### DESCRIPTION OF THE TASK
Only the pictures stay out; every record is to be quoted exactly.

### Stored records
◆ ◆ ◆

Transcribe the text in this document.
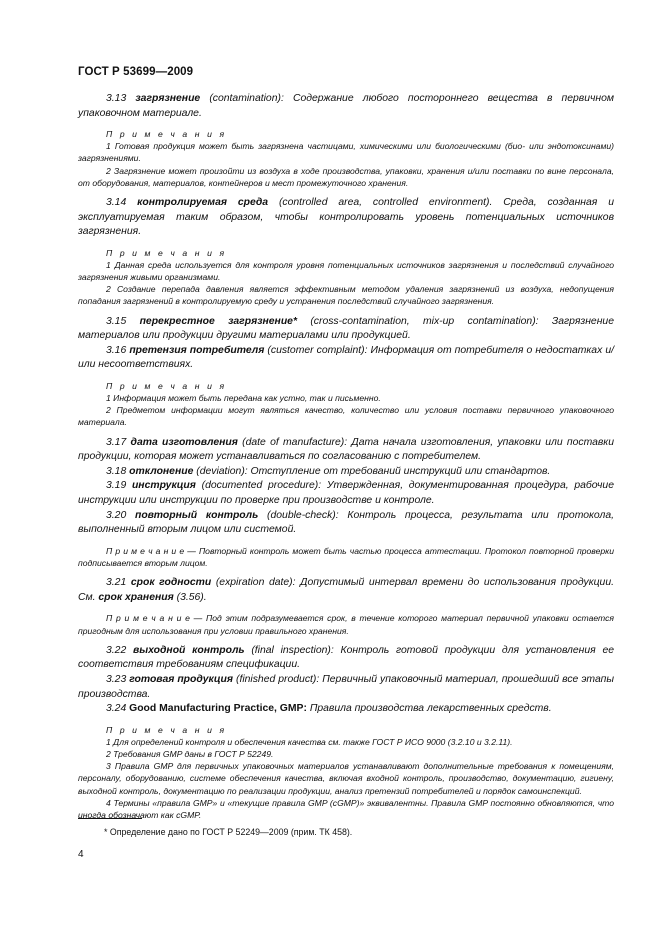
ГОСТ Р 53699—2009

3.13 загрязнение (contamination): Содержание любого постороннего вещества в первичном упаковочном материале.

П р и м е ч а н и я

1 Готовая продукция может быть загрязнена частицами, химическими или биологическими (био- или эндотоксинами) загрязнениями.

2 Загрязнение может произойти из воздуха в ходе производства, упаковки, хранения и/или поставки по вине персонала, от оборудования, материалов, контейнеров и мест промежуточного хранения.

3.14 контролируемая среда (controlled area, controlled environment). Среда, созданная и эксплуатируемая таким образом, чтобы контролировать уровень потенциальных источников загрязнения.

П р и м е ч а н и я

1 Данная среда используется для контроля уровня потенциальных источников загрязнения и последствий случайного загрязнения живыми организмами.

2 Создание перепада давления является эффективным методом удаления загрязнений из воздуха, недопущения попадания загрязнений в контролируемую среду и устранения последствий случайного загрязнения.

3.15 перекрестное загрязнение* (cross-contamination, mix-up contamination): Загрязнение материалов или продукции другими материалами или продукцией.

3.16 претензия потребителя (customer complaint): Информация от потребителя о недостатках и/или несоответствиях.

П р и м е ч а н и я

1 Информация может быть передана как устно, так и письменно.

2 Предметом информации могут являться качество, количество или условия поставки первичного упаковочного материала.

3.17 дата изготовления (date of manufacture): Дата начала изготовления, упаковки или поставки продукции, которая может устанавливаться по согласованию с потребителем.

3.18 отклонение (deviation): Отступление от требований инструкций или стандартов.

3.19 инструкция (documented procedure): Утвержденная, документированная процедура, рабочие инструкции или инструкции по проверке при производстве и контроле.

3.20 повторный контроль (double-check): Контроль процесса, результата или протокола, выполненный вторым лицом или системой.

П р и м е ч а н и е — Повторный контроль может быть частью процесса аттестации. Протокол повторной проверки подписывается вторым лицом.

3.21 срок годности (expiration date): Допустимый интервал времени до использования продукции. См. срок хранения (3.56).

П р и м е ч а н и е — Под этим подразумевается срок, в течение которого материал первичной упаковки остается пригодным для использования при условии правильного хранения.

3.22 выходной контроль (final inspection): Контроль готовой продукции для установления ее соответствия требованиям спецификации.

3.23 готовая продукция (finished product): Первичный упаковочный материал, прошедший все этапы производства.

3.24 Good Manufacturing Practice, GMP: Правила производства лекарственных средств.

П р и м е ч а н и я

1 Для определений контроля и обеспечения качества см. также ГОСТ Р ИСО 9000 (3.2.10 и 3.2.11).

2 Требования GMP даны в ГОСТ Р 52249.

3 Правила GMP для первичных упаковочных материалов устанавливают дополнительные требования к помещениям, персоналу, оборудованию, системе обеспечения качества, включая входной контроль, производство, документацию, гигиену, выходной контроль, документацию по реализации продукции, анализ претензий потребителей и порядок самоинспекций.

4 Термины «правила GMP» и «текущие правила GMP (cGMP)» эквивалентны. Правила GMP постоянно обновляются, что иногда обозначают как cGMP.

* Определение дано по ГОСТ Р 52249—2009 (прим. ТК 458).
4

◆ ◆ ◆

### WRITTEN SOLUTION
Transcribe the text in this document.
ГОСТ Р 53699—2009

3.13 загрязнение (contamination): Содержание любого постороннего вещества в первичном упаковочном материале.

П р и м е ч а н и я

1 Готовая продукция может быть загрязнена частицами, химическими или биологическими (био- или эндотоксинами) загрязнениями.

2 Загрязнение может произойти из воздуха в ходе производства, упаковки, хранения и/или поставки по вине персонала, от оборудования, материалов, контейнеров и мест промежуточного хранения.

3.14 контролируемая среда (controlled area, controlled environment). Среда, созданная и эксплуатируемая таким образом, чтобы контролировать уровень потенциальных источников загрязнения.

П р и м е ч а н и я

1 Данная среда используется для контроля уровня потенциальных источников загрязнения и последствий случайного загрязнения живыми организмами.

2 Создание перепада давления является эффективным методом удаления загрязнений из воздуха, недопущения попадания загрязнений в контролируемую среду и устранения последствий случайного загрязнения.

3.15 перекрестное загрязнение* (cross-contamination, mix-up contamination): Загрязнение материалов или продукции другими материалами или продукцией.

3.16 претензия потребителя (customer complaint): Информация от потребителя о недостатках и/или несоответствиях.

П р и м е ч а н и я

1 Информация может быть передана как устно, так и письменно.

2 Предметом информации могут являться качество, количество или условия поставки первичного упаковочного материала.

3.17 дата изготовления (date of manufacture): Дата начала изготовления, упаковки или поставки продукции, которая может устанавливаться по согласованию с потребителем.

3.18 отклонение (deviation): Отступление от требований инструкций или стандартов.

3.19 инструкция (documented procedure): Утвержденная, документированная процедура, рабочие инструкции или инструкции по проверке при производстве и контроле.

3.20 повторный контроль (double-check): Контроль процесса, результата или протокола, выполненный вторым лицом или системой.

П р и м е ч а н и е — Повторный контроль может быть частью процесса аттестации. Протокол повторной проверки подписывается вторым лицом.

3.21 срок годности (expiration date): Допустимый интервал времени до использования продукции. См. срок хранения (3.56).

П р и м е ч а н и е — Под этим подразумевается срок, в течение которого материал первичной упаковки остается пригодным для использования при условии правильного хранения.

3.22 выходной контроль (final inspection): Контроль готовой продукции для установления ее соответствия требованиям спецификации.

3.23 готовая продукция (finished product): Первичный упаковочный материал, прошедший все этапы производства.

3.24 Good Manufacturing Practice, GMP: Правила производства лекарственных средств.

П р и м е ч а н и я

1 Для определений контроля и обеспечения качества см. также ГОСТ Р ИСО 9000 (3.2.10 и 3.2.11).

2 Требования GMP даны в ГОСТ Р 52249.

3 Правила GMP для первичных упаковочных материалов устанавливают дополнительные требования к помещениям, персоналу, оборудованию, системе обеспечения качества, включая входной контроль, производство, документацию, гигиену, выходной контроль, документацию по реализации продукции, анализ претензий потребителей и порядок самоинспекций.

4 Термины «правила GMP» и «текущие правила GMP (cGMP)» эквивалентны. Правила GMP постоянно обновляются, что иногда обозначают как cGMP.

* Определение дано по ГОСТ Р 52249—2009 (прим. ТК 458).
4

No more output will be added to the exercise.